MATERIAL FOR THE TASK start
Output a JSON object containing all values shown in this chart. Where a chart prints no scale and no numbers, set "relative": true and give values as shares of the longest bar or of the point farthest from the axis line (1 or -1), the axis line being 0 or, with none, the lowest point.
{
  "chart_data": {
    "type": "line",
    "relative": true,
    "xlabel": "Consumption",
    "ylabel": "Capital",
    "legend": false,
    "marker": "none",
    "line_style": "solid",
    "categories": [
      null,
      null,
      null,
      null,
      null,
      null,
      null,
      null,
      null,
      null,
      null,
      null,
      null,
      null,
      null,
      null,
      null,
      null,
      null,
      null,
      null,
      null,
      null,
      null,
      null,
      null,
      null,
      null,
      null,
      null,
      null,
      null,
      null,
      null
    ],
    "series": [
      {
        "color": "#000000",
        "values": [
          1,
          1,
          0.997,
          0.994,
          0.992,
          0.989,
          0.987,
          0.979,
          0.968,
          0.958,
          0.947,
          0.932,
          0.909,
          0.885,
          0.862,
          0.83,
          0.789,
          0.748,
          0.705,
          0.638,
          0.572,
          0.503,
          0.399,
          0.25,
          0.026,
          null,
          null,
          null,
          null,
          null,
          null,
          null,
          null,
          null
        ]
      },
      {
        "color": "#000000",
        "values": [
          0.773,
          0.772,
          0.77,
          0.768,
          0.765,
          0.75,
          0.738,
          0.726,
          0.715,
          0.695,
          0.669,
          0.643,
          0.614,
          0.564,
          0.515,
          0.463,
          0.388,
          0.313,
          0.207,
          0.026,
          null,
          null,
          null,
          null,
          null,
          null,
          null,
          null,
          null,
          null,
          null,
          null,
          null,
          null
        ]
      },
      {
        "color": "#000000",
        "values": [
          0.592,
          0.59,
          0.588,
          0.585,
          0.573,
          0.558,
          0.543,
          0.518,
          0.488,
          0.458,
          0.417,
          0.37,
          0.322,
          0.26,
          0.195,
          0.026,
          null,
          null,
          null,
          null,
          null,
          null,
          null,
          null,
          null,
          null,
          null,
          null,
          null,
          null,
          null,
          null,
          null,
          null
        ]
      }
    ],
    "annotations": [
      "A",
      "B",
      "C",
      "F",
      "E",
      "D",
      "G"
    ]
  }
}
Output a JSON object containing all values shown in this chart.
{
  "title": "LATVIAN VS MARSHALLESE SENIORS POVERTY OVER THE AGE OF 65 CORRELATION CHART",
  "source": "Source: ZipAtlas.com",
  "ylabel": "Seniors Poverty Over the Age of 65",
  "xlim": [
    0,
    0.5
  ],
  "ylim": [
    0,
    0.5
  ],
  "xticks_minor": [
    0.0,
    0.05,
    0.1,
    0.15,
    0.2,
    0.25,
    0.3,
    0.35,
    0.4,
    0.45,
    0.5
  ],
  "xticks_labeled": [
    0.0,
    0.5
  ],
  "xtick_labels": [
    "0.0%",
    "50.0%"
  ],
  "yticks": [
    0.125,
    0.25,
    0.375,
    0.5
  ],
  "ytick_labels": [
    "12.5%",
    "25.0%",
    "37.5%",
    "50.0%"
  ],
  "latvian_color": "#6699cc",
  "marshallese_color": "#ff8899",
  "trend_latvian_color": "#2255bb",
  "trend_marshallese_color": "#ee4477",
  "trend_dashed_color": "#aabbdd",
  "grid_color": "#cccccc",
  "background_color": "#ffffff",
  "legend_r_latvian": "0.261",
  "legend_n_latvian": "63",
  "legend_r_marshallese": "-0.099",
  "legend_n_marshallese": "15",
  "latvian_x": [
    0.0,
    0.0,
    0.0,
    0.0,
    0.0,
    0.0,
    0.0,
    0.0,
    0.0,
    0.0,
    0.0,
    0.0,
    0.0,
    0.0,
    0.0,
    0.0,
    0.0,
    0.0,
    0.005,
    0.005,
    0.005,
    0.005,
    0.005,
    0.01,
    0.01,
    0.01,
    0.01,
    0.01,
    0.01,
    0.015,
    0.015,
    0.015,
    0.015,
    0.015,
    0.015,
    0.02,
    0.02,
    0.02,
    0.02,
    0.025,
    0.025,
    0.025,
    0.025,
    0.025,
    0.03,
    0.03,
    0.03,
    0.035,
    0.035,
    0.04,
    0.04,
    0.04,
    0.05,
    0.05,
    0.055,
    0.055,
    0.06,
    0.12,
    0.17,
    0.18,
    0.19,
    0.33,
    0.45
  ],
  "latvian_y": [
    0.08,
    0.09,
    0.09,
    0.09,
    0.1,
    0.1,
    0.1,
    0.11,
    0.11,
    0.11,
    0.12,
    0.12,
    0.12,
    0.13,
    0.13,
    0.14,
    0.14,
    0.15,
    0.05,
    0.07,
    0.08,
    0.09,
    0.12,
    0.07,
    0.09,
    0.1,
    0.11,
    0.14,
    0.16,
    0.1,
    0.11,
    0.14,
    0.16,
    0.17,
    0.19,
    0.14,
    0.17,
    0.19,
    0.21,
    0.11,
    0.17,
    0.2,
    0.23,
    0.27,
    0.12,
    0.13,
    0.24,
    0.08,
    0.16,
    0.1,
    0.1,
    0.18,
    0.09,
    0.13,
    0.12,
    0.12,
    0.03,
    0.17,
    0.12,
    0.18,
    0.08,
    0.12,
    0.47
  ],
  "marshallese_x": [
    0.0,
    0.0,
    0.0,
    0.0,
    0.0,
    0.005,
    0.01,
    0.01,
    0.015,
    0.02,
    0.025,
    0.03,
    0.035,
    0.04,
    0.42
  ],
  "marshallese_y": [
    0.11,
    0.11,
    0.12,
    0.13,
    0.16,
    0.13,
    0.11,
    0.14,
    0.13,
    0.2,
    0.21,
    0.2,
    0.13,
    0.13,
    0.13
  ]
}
MATERIAL FOR THE TASK end
Retype the whole listing above exactly.

§ TASK RESULT:
Output a JSON object containing all values shown in this chart. Where a chart prints no scale and no numbers, set "relative": true and give values as shares of the longest bar or of the point farthest from the axis line (1 or -1), the axis line being 0 or, with none, the lowest point.
{
  "chart_data": {
    "type": "line",
    "relative": true,
    "xlabel": "Consumption",
    "ylabel": "Capital",
    "legend": false,
    "marker": "none",
    "line_style": "solid",
    "categories": [
      null,
      null,
      null,
      null,
      null,
      null,
      null,
      null,
      null,
      null,
      null,
      null,
      null,
      null,
      null,
      null,
      null,
      null,
      null,
      null,
      null,
      null,
      null,
      null,
      null,
      null,
      null,
      null,
      null,
      null,
      null,
      null,
      null,
      null
    ],
    "series": [
      {
        "color": "#000000",
        "values": [
          1,
          1,
          0.997,
          0.994,
          0.992,
          0.989,
          0.987,
          0.979,
          0.968,
          0.958,
          0.947,
          0.932,
          0.909,
          0.885,
          0.862,
          0.83,
          0.789,
          0.748,
          0.705,
          0.638,
          0.572,
          0.503,
          0.399,
          0.25,
          0.026,
          null,
          null,
          null,
          null,
          null,
          null,
          null,
          null,
          null
        ]
      },
      {
        "color": "#000000",
        "values": [
          0.773,
          0.772,
          0.77,
          0.768,
          0.765,
          0.75,
          0.738,
          0.726,
          0.715,
          0.695,
          0.669,
          0.643,
          0.614,
          0.564,
          0.515,
          0.463,
          0.388,
          0.313,
          0.207,
          0.026,
          null,
          null,
          null,
          null,
          null,
          null,
          null,
          null,
          null,
          null,
          null,
          null,
          null,
          null
        ]
      },
      {
        "color": "#000000",
        "values": [
          0.592,
          0.59,
          0.588,
          0.585,
          0.573,
          0.558,
          0.543,
          0.518,
          0.488,
          0.458,
          0.417,
          0.37,
          0.322,
          0.26,
          0.195,
          0.026,
          null,
          null,
          null,
          null,
          null,
          null,
          null,
          null,
          null,
          null,
          null,
          null,
          null,
          null,
          null,
          null,
          null,
          null
        ]
      }
    ],
    "annotations": [
      "A",
      "B",
      "C",
      "F",
      "E",
      "D",
      "G"
    ]
  }
}
Output a JSON object containing all values shown in this chart.
{
  "title": "LATVIAN VS MARSHALLESE SENIORS POVERTY OVER THE AGE OF 65 CORRELATION CHART",
  "source": "Source: ZipAtlas.com",
  "ylabel": "Seniors Poverty Over the Age of 65",
  "xlim": [
    0,
    0.5
  ],
  "ylim": [
    0,
    0.5
  ],
  "xticks_minor": [
    0.0,
    0.05,
    0.1,
    0.15,
    0.2,
    0.25,
    0.3,
    0.35,
    0.4,
    0.45,
    0.5
  ],
  "xticks_labeled": [
    0.0,
    0.5
  ],
  "xtick_labels": [
    "0.0%",
    "50.0%"
  ],
  "yticks": [
    0.125,
    0.25,
    0.375,
    0.5
  ],
  "ytick_labels": [
    "12.5%",
    "25.0%",
    "37.5%",
    "50.0%"
  ],
  "latvian_color": "#6699cc",
  "marshallese_color": "#ff8899",
  "trend_latvian_color": "#2255bb",
  "trend_marshallese_color": "#ee4477",
  "trend_dashed_color": "#aabbdd",
  "grid_color": "#cccccc",
  "background_color": "#ffffff",
  "legend_r_latvian": "0.261",
  "legend_n_latvian": "63",
  "legend_r_marshallese": "-0.099",
  "legend_n_marshallese": "15",
  "latvian_x": [
    0.0,
    0.0,
    0.0,
    0.0,
    0.0,
    0.0,
    0.0,
    0.0,
    0.0,
    0.0,
    0.0,
    0.0,
    0.0,
    0.0,
    0.0,
    0.0,
    0.0,
    0.0,
    0.005,
    0.005,
    0.005,
    0.005,
    0.005,
    0.01,
    0.01,
    0.01,
    0.01,
    0.01,
    0.01,
    0.015,
    0.015,
    0.015,
    0.015,
    0.015,
    0.015,
    0.02,
    0.02,
    0.02,
    0.02,
    0.025,
    0.025,
    0.025,
    0.025,
    0.025,
    0.03,
    0.03,
    0.03,
    0.035,
    0.035,
    0.04,
    0.04,
    0.04,
    0.05,
    0.05,
    0.055,
    0.055,
    0.06,
    0.12,
    0.17,
    0.18,
    0.19,
    0.33,
    0.45
  ],
  "latvian_y": [
    0.08,
    0.09,
    0.09,
    0.09,
    0.1,
    0.1,
    0.1,
    0.11,
    0.11,
    0.11,
    0.12,
    0.12,
    0.12,
    0.13,
    0.13,
    0.14,
    0.14,
    0.15,
    0.05,
    0.07,
    0.08,
    0.09,
    0.12,
    0.07,
    0.09,
    0.1,
    0.11,
    0.14,
    0.16,
    0.1,
    0.11,
    0.14,
    0.16,
    0.17,
    0.19,
    0.14,
    0.17,
    0.19,
    0.21,
    0.11,
    0.17,
    0.2,
    0.23,
    0.27,
    0.12,
    0.13,
    0.24,
    0.08,
    0.16,
    0.1,
    0.1,
    0.18,
    0.09,
    0.13,
    0.12,
    0.12,
    0.03,
    0.17,
    0.12,
    0.18,
    0.08,
    0.12,
    0.47
  ],
  "marshallese_x": [
    0.0,
    0.0,
    0.0,
    0.0,
    0.0,
    0.005,
    0.01,
    0.01,
    0.015,
    0.02,
    0.025,
    0.03,
    0.035,
    0.04,
    0.42
  ],
  "marshallese_y": [
    0.11,
    0.11,
    0.12,
    0.13,
    0.16,
    0.13,
    0.11,
    0.14,
    0.13,
    0.2,
    0.21,
    0.2,
    0.13,
    0.13,
    0.13
  ]
}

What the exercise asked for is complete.